### Tugas Latihan
a) Cetak semua bagian tulisan tentang praktikum mandiri sambil jalan-jalan, mulai dari "Yang membuat saya" terus ke bawah sampai "dalam hidup ini.".
b) Menurut tulisan tentang praktikum mandiri sambil jalan-jalan, pada tahun berapa mulut penulis diplester lakban di kelas?
c) Sambung tulisan tentang praktikum mandiri sambil jalan-jalan, mulai setelah kalimat terakhir yang ada.

*** Teks Bacaan

Kamis, 07 Juni 2012

PRAKTIKUM MANDIRI SAMBIL JALAN-JALAN


Yang membuat saya malas belajar ----- setidaknya, sulit masuk ke otak saya ----- adalah ketika saya harus belajar sesuatu ----- biasanya pelajaran sekolah ----- yang tidak saya ketahui kegunaannya. Tentu saja, saya tahu bahwa kalau saya bisa hafal, maka saya mendapatkan nilai baik di ulangan dan di rapor sekolah. Tetapi, bukan kegunaan itu yang saya maksud. Yang saya maksud, kegunaan praktis, bisa dipakai buat apa dalam hidup ini.


Mungkin, karena itulah saya sering di-setrap (dihukum guru) di kelas sewaktu SD.  Di kelas 1, mulut saya di-plester lakban coklat dari pagi sampai siang. Waktu itu, tahun 1977, masih boleh. Orang tua tidak protes. Saya juga terima saja. Memang saya yang nakal. Cerewet di kelas.

******
*** Data yang Diberikan

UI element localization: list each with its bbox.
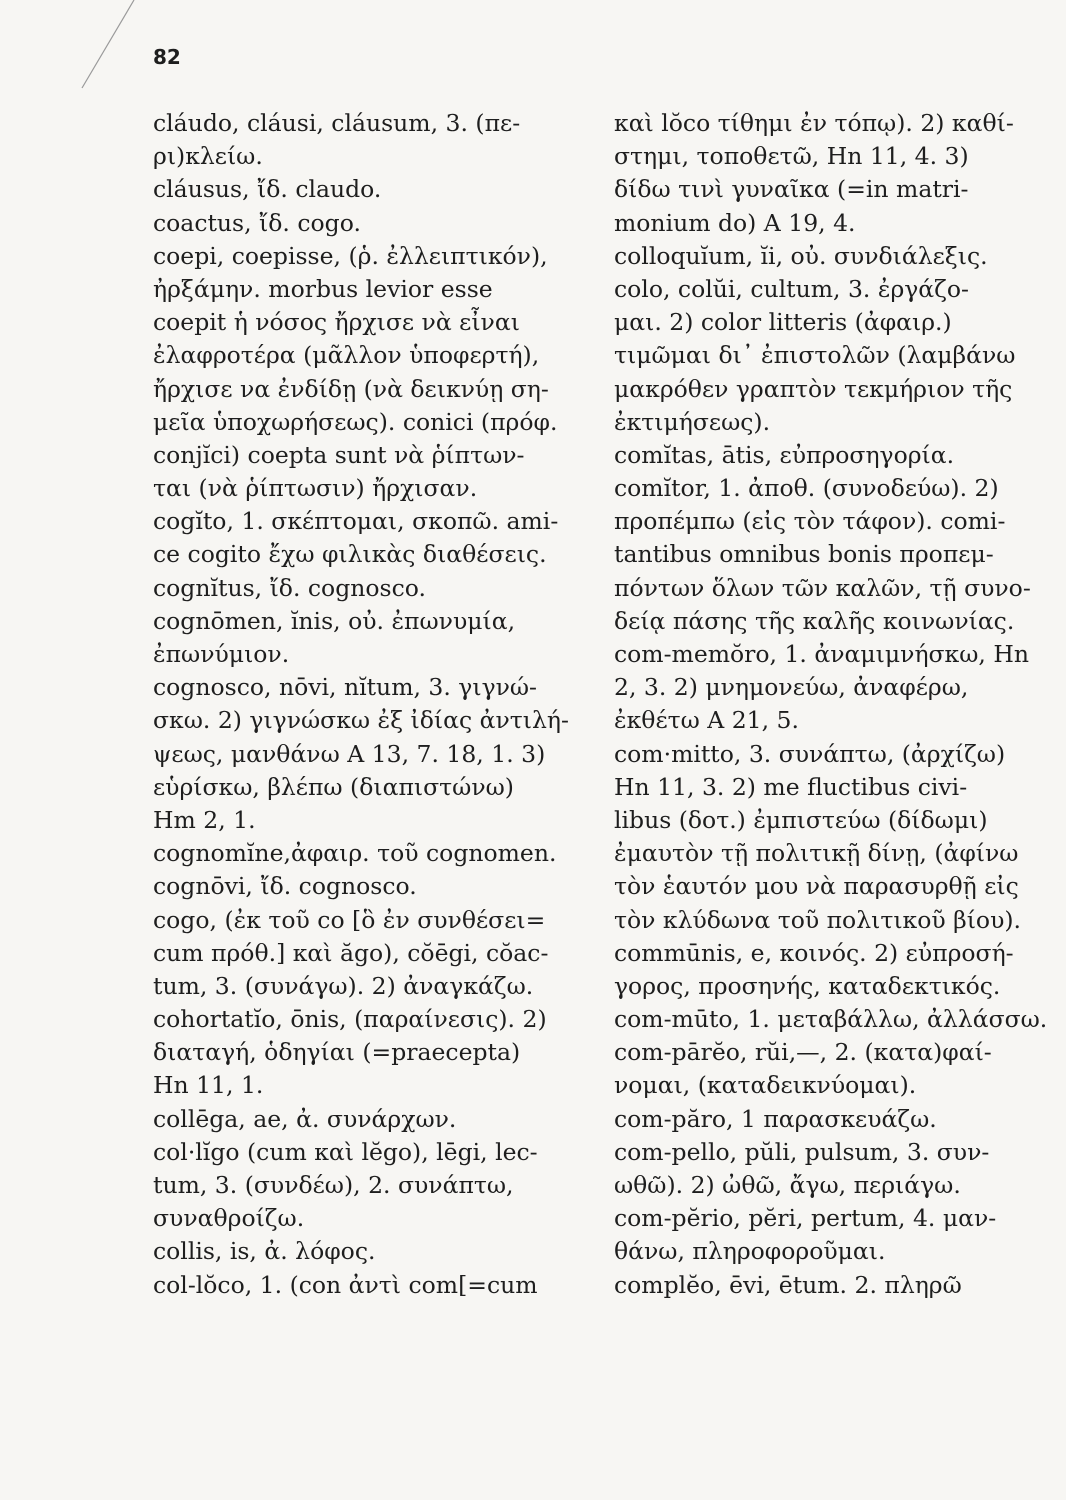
dictionary-line: com-pārĕo, rŭi,—, 2. (κατα)φαί- [614, 1038, 992, 1067]
dictionary-line: σκω. 2) γιγνώσκω ἐξ ἰδίας ἀντιλή- [153, 706, 569, 735]
right-column [614, 107, 1054, 1302]
dictionary-line: comĭtor, 1. ἀποθ. (συνοδεύω). 2) [614, 474, 999, 503]
dictionary-line: coepit ἡ νόσος ἤρχισε νὰ εἶναι [153, 308, 520, 337]
dictionary-line: cognōmen, ĭnis, οὐ. ἐπωνυμία, [153, 606, 516, 635]
dictionary-line: μακρόθεν γραπτὸν τεκμήριον τῆς [614, 374, 1013, 403]
dictionary-line: cum πρόθ.] καὶ ăgo), cŏēgi, cŏac- [153, 938, 549, 967]
page-number: 82 [153, 45, 181, 69]
dictionary-line: θάνω, πληροφοροῦμαι. [614, 1237, 886, 1266]
dictionary-line: com-mūto, 1. μεταβάλλω, ἀλλάσσω. [614, 1005, 1048, 1034]
dictionary-line: tum, 3. (συνάγω). 2) ἀναγκάζω. [153, 971, 534, 1000]
dictionary-line: ce cogito ἔχω φιλικὰς διαθέσεις. [153, 540, 547, 569]
dictionary-line: προπέμπω (εἰς τὸν τάφον). comi- [614, 507, 1006, 536]
dictionary-line: ἤρχισε να ἐνδίδῃ (νὰ δεικνύῃ ση- [153, 374, 549, 403]
dictionary-line: Hn 11, 1. [153, 1071, 264, 1100]
left-column [153, 107, 583, 1302]
dictionary-line: complĕo, ēvi, ētum. 2. πληρῶ [614, 1270, 962, 1299]
dictionary-line: cognomĭne,ἀφαιρ. τοῦ cognomen. [153, 839, 557, 868]
dictionary-line: cognōvi, ἴδ. cognosco. [153, 872, 417, 901]
dictionary-line: tantibus omnibus bonis προπεμ- [614, 540, 994, 569]
dictionary-line: δείᾳ πάσης τῆς καλῆς κοινωνίας. [614, 606, 1015, 635]
dictionary-line: συναθροίζω. [153, 1204, 305, 1233]
dictionary-line: γορος, προσηνής, καταδεκτικός. [614, 971, 1001, 1000]
dictionary-line: colo, colŭi, cultum, 3. ἐργάζο- [614, 274, 970, 303]
dictionary-line: comĭtas, ātis, εὐπροσηγορία. [614, 440, 955, 469]
dictionary-line: διαταγή, ὁδηγίαι (=praecepta) [153, 1038, 521, 1067]
dictionary-line: μαι. 2) color litteris (ἀφαιρ.) [614, 308, 952, 337]
dictionary-line: com-pĕrio, pĕri, pertum, 4. μαν- [614, 1204, 997, 1233]
dictionary-line: cohortatĭo, ōnis, (παραίνεσις). 2) [153, 1005, 547, 1034]
dictionary-line: δίδω τινὶ γυναῖκα (=in matri- [614, 175, 969, 204]
dictionary-line: com-păro, 1 παρασκευάζω. [614, 1104, 937, 1133]
dictionary-line: ρι)κλείω. [153, 142, 263, 171]
dictionary-line: νομαι, (καταδεικνύομαι). [614, 1071, 917, 1100]
dictionary-line: Hm 2, 1. [153, 805, 256, 834]
dictionary-line: ἐκτιμήσεως). [614, 407, 771, 436]
dictionary-line: libus (δοτ.) ἐμπιστεύω (δίδωμι) [614, 805, 988, 834]
dictionary-line: ἐμαυτὸν τῇ πολιτικῇ δίνῃ, (ἀφίνω [614, 839, 1019, 868]
dictionary-line: conjĭci) coepta sunt νὰ ῥίπτων- [153, 440, 525, 469]
dictionary-line: μεῖα ὑποχωρήσεως). conici (πρόφ. [153, 407, 558, 436]
dictionary-line: ψεως, μανθάνω Α 13, 7. 18, 1. 3) [153, 739, 546, 768]
dictionary-line: ωθῶ). 2) ὠθῶ, ἄγω, περιάγω. [614, 1171, 961, 1199]
dictionary-line: col-lŏco, 1. (con ἀντὶ com[=cum [153, 1270, 538, 1299]
dictionary-line: καὶ lŏco τίθημι ἐν τόπῳ). 2) καθί- [614, 109, 1014, 137]
dictionary-line: cogĭto, 1. σκέπτομαι, σκοπῶ. ami- [153, 507, 559, 536]
dictionary-line: collis, is, ἀ. λόφος. [153, 1237, 376, 1266]
dictionary-line: cogo, (ἐκ τοῦ co [ὃ ἐν συνθέσει= [153, 905, 546, 934]
dictionary-line: col·lĭgo (cum καὶ lĕgo), lēgi, lec- [153, 1137, 538, 1166]
dictionary-line: collēga, ae, ἀ. συνάρχων. [153, 1104, 457, 1133]
dictionary-line: cognosco, nōvi, nĭtum, 3. γιγνώ- [153, 673, 537, 702]
dictionary-line: τὸν ἑαυτόν μου νὰ παρασυρθῇ εἰς [614, 872, 1019, 901]
dictionary-line: coactus, ἴδ. cogo. [153, 208, 361, 237]
dictionary-line: πόντων ὅλων τῶν καλῶν, τῇ συνο- [614, 573, 1031, 602]
dictionary-line: Hn 11, 3. 2) me fluctibus civi- [614, 772, 968, 801]
dictionary-line: 2, 3. 2) μνημονεύω, ἀναφέρω, [614, 673, 969, 702]
dictionary-line: coepi, coepisse, (ῥ. ἐλλειπτικόν), [153, 241, 548, 270]
dictionary-line: colloquĭum, ĭi, οὐ. συνδιάλεξις. [614, 241, 988, 270]
dictionary-line: ται (νὰ ῥίπτωσιν) ἤρχισαν. [153, 474, 478, 503]
dictionary-line: com-pello, pŭli, pulsum, 3. συν- [614, 1137, 990, 1166]
scan-mark-line [78, 0, 138, 90]
dictionary-line: στημι, τοποθετῶ, Hn 11, 4. 3) [614, 142, 969, 171]
dictionary-line: ἐλαφροτέρα (μᾶλλον ὑποφερτή), [153, 341, 540, 370]
dictionary-line: com·mitto, 3. συνάπτω, (ἀρχίζω) [614, 739, 1006, 768]
dictionary-line: ἠρξάμην. morbus levior esse [153, 274, 493, 303]
dictionary-line: commūnis, e, κοινός. 2) εὐπροσή- [614, 938, 1014, 967]
dictionary-line: cláudo, cláusi, cláusum, 3. (πε- [153, 109, 521, 137]
dictionary-line: εὑρίσκω, βλέπω (διαπιστώνω) [153, 772, 514, 801]
dictionary-line: ἐκθέτω Α 21, 5. [614, 706, 799, 735]
dictionary-line: monium do) Α 19, 4. [614, 208, 856, 237]
dictionary-line: ἐπωνύμιον. [153, 640, 290, 668]
dictionary-line: com-memŏro, 1. ἀναμιμνήσκω, Hn [614, 640, 1029, 668]
dictionary-line: cognĭtus, ἴδ. cognosco. [153, 573, 426, 602]
dictionary-line: tum, 3. (συνδέω), 2. συνάπτω, [153, 1171, 514, 1199]
dictionary-line: τὸν κλύδωνα τοῦ πολιτικοῦ βίου). [614, 905, 1021, 934]
dictionary-line: τιμῶμαι δι᾿ ἐπιστολῶν (λαμβάνω [614, 341, 1016, 370]
dictionary-line: cláusus, ἴδ. claudo. [153, 175, 382, 204]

******

### Jawaban yang Diharapkan
a)
Yang membuat saya malas belajar ----- setidaknya, sulit masuk ke otak saya ----- adalah ketika saya harus belajar sesuatu ----- biasanya pelajaran sekolah ----- yang tidak saya ketahui kegunaannya. Tentu saja, saya tahu bahwa kalau saya bisa hafal, maka saya mendapatkan nilai baik di ulangan dan di rapor sekolah. Tetapi, bukan kegunaan itu yang saya maksud. Yang saya maksud, kegunaan praktis, bisa dipakai buat apa dalam hidup ini.

b) Tahun 1977.

c)
Di kelas 2 SD, saya di-setrap lagi. Waktu itu saya mainan kaca / cermin yang ada di alat peraut pensil. Peraut pensil saya pasang di pensil, lalu saya pakai sebagai kaca spion untuk melihat teman yang duduk di belakang saya. Oleh guru, saya dinilai mengganggu. Disuruh berdiri di depan kelas, disuruh jongkok berdiri berkali-kali. Guru saya yang memberi aba-aba. Tetapi kalau guru saya diam, saya juga berhenti jongkok-berdiri. Lalu guru saya memberi aba-aba lagi. Dan saya jongkok-berdiri lagi. Lalu guru saya diam, karena harus mengajar murid-murid lain. Dan saya juga berhenti jongkok-berdiri (padahal, seharusnya saya tetap jongkok-berdiri, tapi saya diam saja). Lalu guru saya memberi aba-aba lagi. Begitu seterusnya. Lama-lama pelajaran di kelas terganggu. Bukan karena saya. Tetapi karena gurunya harus memberi saya aba-aba. Akhirnya, saya disuruh berdiri saja di depan kelas. Dengan satu kaki diangkat. Tetapi teman-teman sekelas malah terganggu melihat tampang nakal saya. Akhirnya, saya disuruh kembali ke tempat duduk. Hukuman saya sudah dipandang cukup. Syukurlah.....

Saya menceritakan sekelumit pengalaman ini bukan untuk pamer kenakalan.  Tetapi sekedar untuk mengatakan bahwa anak bisa saja menjadi nakal karena dia jenuh atau tidak tertarik mempelajari atau menghafal sesuatu yang tidak jelas kegunaan praktisnya. (Saat itu, guru memang sedang mengajarkan hafalan-hafalan yang saya tidak suka).

--------------------

Lalu, kegunaan praktis seperti apa yang dimaksud ?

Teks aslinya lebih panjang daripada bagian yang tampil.